Restate the entire listing word for word.

Data excerpts:
•••••
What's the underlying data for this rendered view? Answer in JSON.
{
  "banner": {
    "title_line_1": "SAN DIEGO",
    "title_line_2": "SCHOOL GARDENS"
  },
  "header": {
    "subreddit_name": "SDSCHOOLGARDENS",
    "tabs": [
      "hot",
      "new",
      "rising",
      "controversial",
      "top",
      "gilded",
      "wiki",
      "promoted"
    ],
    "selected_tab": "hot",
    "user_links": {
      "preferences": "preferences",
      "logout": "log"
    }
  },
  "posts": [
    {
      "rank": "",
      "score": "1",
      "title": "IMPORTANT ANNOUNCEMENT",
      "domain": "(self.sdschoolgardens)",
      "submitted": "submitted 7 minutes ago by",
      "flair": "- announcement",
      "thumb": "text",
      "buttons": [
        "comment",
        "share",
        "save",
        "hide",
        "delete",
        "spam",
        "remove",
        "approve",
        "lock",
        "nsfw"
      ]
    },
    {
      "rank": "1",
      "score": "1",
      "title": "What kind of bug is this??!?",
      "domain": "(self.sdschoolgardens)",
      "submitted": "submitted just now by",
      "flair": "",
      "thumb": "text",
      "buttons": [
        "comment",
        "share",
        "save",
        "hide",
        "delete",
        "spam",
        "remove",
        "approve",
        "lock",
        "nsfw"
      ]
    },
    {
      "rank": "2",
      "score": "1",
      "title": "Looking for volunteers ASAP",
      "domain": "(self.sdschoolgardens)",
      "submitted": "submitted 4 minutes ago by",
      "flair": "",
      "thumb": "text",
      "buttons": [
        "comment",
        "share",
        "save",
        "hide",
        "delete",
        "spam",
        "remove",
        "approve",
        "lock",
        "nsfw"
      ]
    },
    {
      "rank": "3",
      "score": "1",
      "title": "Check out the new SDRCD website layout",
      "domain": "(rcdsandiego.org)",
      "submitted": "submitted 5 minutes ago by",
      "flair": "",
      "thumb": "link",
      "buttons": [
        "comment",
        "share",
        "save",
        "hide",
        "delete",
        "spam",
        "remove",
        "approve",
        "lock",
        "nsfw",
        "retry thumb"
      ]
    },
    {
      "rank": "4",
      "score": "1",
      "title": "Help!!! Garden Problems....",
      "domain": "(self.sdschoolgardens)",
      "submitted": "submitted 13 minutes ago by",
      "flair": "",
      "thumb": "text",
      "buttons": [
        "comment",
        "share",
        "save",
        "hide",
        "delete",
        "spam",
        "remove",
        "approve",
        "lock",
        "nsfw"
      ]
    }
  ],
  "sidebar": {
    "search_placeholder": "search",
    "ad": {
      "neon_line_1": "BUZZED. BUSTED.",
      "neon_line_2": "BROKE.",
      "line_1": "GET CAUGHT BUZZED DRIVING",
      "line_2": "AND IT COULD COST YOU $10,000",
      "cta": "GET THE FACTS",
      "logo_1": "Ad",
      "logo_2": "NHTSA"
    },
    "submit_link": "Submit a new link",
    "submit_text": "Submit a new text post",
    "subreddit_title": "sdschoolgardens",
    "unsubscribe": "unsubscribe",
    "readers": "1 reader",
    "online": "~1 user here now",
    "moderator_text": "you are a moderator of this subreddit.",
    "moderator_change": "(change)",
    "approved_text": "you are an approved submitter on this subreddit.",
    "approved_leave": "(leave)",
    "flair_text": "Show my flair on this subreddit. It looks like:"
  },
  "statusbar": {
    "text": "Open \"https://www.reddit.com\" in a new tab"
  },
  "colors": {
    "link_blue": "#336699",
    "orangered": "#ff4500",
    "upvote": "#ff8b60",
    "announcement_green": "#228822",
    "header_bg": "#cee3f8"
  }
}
•••••
▶ Output of the task:
What's the underlying data for this rendered view? Answer in JSON.
{
  "banner": {
    "title_line_1": "SAN DIEGO",
    "title_line_2": "SCHOOL GARDENS"
  },
  "header": {
    "subreddit_name": "SDSCHOOLGARDENS",
    "tabs": [
      "hot",
      "new",
      "rising",
      "controversial",
      "top",
      "gilded",
      "wiki",
      "promoted"
    ],
    "selected_tab": "hot",
    "user_links": {
      "preferences": "preferences",
      "logout": "log"
    }
  },
  "posts": [
    {
      "rank": "",
      "score": "1",
      "title": "IMPORTANT ANNOUNCEMENT",
      "domain": "(self.sdschoolgardens)",
      "submitted": "submitted 7 minutes ago by",
      "flair": "- announcement",
      "thumb": "text",
      "buttons": [
        "comment",
        "share",
        "save",
        "hide",
        "delete",
        "spam",
        "remove",
        "approve",
        "lock",
        "nsfw"
      ]
    },
    {
      "rank": "1",
      "score": "1",
      "title": "What kind of bug is this??!?",
      "domain": "(self.sdschoolgardens)",
      "submitted": "submitted just now by",
      "flair": "",
      "thumb": "text",
      "buttons": [
        "comment",
        "share",
        "save",
        "hide",
        "delete",
        "spam",
        "remove",
        "approve",
        "lock",
        "nsfw"
      ]
    },
    {
      "rank": "2",
      "score": "1",
      "title": "Looking for volunteers ASAP",
      "domain": "(self.sdschoolgardens)",
      "submitted": "submitted 4 minutes ago by",
      "flair": "",
      "thumb": "text",
      "buttons": [
        "comment",
        "share",
        "save",
        "hide",
        "delete",
        "spam",
        "remove",
        "approve",
        "lock",
        "nsfw"
      ]
    },
    {
      "rank": "3",
      "score": "1",
      "title": "Check out the new SDRCD website layout",
      "domain": "(rcdsandiego.org)",
      "submitted": "submitted 5 minutes ago by",
      "flair": "",
      "thumb": "link",
      "buttons": [
        "comment",
        "share",
        "save",
        "hide",
        "delete",
        "spam",
        "remove",
        "approve",
        "lock",
        "nsfw",
        "retry thumb"
      ]
    },
    {
      "rank": "4",
      "score": "1",
      "title": "Help!!! Garden Problems....",
      "domain": "(self.sdschoolgardens)",
      "submitted": "submitted 13 minutes ago by",
      "flair": "",
      "thumb": "text",
      "buttons": [
        "comment",
        "share",
        "save",
        "hide",
        "delete",
        "spam",
        "remove",
        "approve",
        "lock",
        "nsfw"
      ]
    }
  ],
  "sidebar": {
    "search_placeholder": "search",
    "ad": {
      "neon_line_1": "BUZZED. BUSTED.",
      "neon_line_2": "BROKE.",
      "line_1": "GET CAUGHT BUZZED DRIVING",
      "line_2": "AND IT COULD COST YOU $10,000",
      "cta": "GET THE FACTS",
      "logo_1": "Ad",
      "logo_2": "NHTSA"
    },
    "submit_link": "Submit a new link",
    "submit_text": "Submit a new text post",
    "subreddit_title": "sdschoolgardens",
    "unsubscribe": "unsubscribe",
    "readers": "1 reader",
    "online": "~1 user here now",
    "moderator_text": "you are a moderator of this subreddit.",
    "moderator_change": "(change)",
    "approved_text": "you are an approved submitter on this subreddit.",
    "approved_leave": "(leave)",
    "flair_text": "Show my flair on this subreddit. It looks like:"
  },
  "statusbar": {
    "text": "Open \"https://www.reddit.com\" in a new tab"
  },
  "colors": {
    "link_blue": "#336699",
    "orangered": "#ff4500",
    "upvote": "#ff8b60",
    "announcement_green": "#228822",
    "header_bg": "#cee3f8"
  }
}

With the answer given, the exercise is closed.